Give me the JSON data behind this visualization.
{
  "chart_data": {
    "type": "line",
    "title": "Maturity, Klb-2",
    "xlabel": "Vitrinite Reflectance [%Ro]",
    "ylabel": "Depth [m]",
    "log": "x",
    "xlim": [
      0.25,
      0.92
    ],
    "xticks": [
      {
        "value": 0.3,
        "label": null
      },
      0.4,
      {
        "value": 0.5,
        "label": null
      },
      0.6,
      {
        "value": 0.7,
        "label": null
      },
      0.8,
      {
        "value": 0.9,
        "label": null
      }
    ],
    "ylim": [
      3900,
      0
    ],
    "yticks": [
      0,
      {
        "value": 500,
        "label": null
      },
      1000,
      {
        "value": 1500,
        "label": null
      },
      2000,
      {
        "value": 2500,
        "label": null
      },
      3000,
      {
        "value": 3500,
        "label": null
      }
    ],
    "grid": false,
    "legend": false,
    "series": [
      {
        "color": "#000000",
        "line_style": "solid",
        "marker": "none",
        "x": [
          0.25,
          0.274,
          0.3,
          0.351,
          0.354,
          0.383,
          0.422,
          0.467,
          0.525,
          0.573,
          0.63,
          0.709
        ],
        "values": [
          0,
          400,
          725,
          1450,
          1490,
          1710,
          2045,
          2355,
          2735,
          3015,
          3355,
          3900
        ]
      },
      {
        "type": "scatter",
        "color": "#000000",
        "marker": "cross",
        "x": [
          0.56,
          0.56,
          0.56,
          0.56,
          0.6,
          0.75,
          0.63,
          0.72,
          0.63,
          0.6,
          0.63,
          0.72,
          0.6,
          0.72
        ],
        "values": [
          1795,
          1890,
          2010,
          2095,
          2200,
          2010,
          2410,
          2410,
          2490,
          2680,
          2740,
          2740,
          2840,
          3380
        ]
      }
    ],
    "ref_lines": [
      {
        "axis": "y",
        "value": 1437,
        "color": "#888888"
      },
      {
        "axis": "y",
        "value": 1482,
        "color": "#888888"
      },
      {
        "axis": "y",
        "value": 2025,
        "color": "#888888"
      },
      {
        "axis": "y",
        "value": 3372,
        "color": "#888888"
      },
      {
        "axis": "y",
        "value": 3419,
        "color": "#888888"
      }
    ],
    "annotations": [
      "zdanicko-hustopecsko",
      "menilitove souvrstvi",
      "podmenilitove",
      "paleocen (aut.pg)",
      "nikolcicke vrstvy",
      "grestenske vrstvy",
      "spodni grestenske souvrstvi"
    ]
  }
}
================================
PROMPT:
All of the lines above need to be given again exactly.

EXERCISE SOLUTION:
Give me the JSON data behind this visualization.
{
  "chart_data": {
    "type": "line",
    "title": "Maturity, Klb-2",
    "xlabel": "Vitrinite Reflectance [%Ro]",
    "ylabel": "Depth [m]",
    "log": "x",
    "xlim": [
      0.25,
      0.92
    ],
    "xticks": [
      {
        "value": 0.3,
        "label": null
      },
      0.4,
      {
        "value": 0.5,
        "label": null
      },
      0.6,
      {
        "value": 0.7,
        "label": null
      },
      0.8,
      {
        "value": 0.9,
        "label": null
      }
    ],
    "ylim": [
      3900,
      0
    ],
    "yticks": [
      0,
      {
        "value": 500,
        "label": null
      },
      1000,
      {
        "value": 1500,
        "label": null
      },
      2000,
      {
        "value": 2500,
        "label": null
      },
      3000,
      {
        "value": 3500,
        "label": null
      }
    ],
    "grid": false,
    "legend": false,
    "series": [
      {
        "color": "#000000",
        "line_style": "solid",
        "marker": "none",
        "x": [
          0.25,
          0.274,
          0.3,
          0.351,
          0.354,
          0.383,
          0.422,
          0.467,
          0.525,
          0.573,
          0.63,
          0.709
        ],
        "values": [
          0,
          400,
          725,
          1450,
          1490,
          1710,
          2045,
          2355,
          2735,
          3015,
          3355,
          3900
        ]
      },
      {
        "type": "scatter",
        "color": "#000000",
        "marker": "cross",
        "x": [
          0.56,
          0.56,
          0.56,
          0.56,
          0.6,
          0.75,
          0.63,
          0.72,
          0.63,
          0.6,
          0.63,
          0.72,
          0.6,
          0.72
        ],
        "values": [
          1795,
          1890,
          2010,
          2095,
          2200,
          2010,
          2410,
          2410,
          2490,
          2680,
          2740,
          2740,
          2840,
          3380
        ]
      }
    ],
    "ref_lines": [
      {
        "axis": "y",
        "value": 1437,
        "color": "#888888"
      },
      {
        "axis": "y",
        "value": 1482,
        "color": "#888888"
      },
      {
        "axis": "y",
        "value": 2025,
        "color": "#888888"
      },
      {
        "axis": "y",
        "value": 3372,
        "color": "#888888"
      },
      {
        "axis": "y",
        "value": 3419,
        "color": "#888888"
      }
    ],
    "annotations": [
      "zdanicko-hustopecsko",
      "menilitove souvrstvi",
      "podmenilitove",
      "paleocen (aut.pg)",
      "nikolcicke vrstvy",
      "grestenske vrstvy",
      "spodni grestenske souvrstvi"
    ]
  }
}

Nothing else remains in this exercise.